>> START Records to process

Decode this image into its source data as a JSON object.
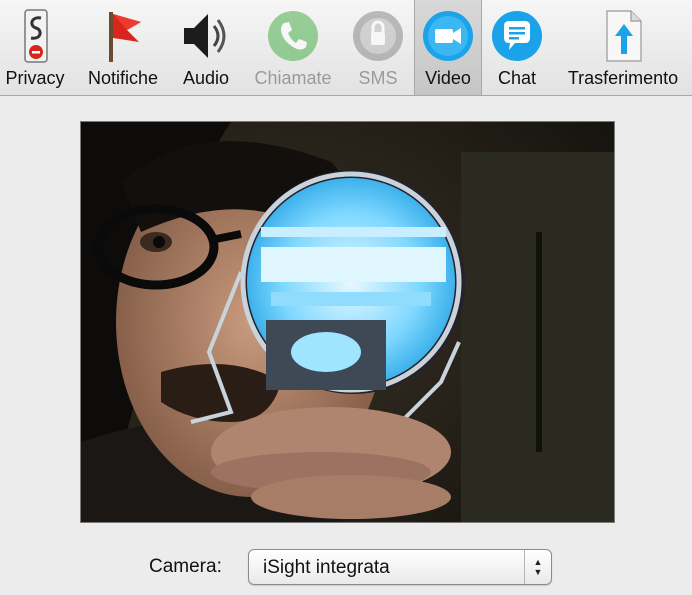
{
  "toolbar": {
    "items": [
      {
        "label": "Privacy",
        "icon": "privacy-sign-icon"
      },
      {
        "label": "Notifiche",
        "icon": "red-flag-icon"
      },
      {
        "label": "Audio",
        "icon": "speaker-icon"
      },
      {
        "label": "Chiamate",
        "icon": "phone-icon"
      },
      {
        "label": "SMS",
        "icon": "sms-icon"
      },
      {
        "label": "Video",
        "icon": "video-camera-icon"
      },
      {
        "label": "Chat",
        "icon": "chat-bubble-icon"
      },
      {
        "label": "Trasferimento",
        "icon": "file-transfer-icon"
      }
    ],
    "selected": "Video",
    "disabled": [
      "Chiamate",
      "SMS"
    ]
  },
  "camera": {
    "label": "Camera:",
    "value": "iSight integrata"
  },
  "colors": {
    "skype_blue": "#1aa3e8",
    "phone_green": "#4cb04c",
    "flag_red": "#d8261d"
  }
}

>> END Records to process

* Task prompt
Search the lines for the string "icon" and copy every line that has it.

* Final result
        "icon": "privacy-sign-icon"
        "icon": "red-flag-icon"
        "icon": "speaker-icon"
        "icon": "phone-icon"
        "icon": "sms-icon"
        "icon": "video-camera-icon"
        "icon": "chat-bubble-icon"
        "icon": "file-transfer-icon"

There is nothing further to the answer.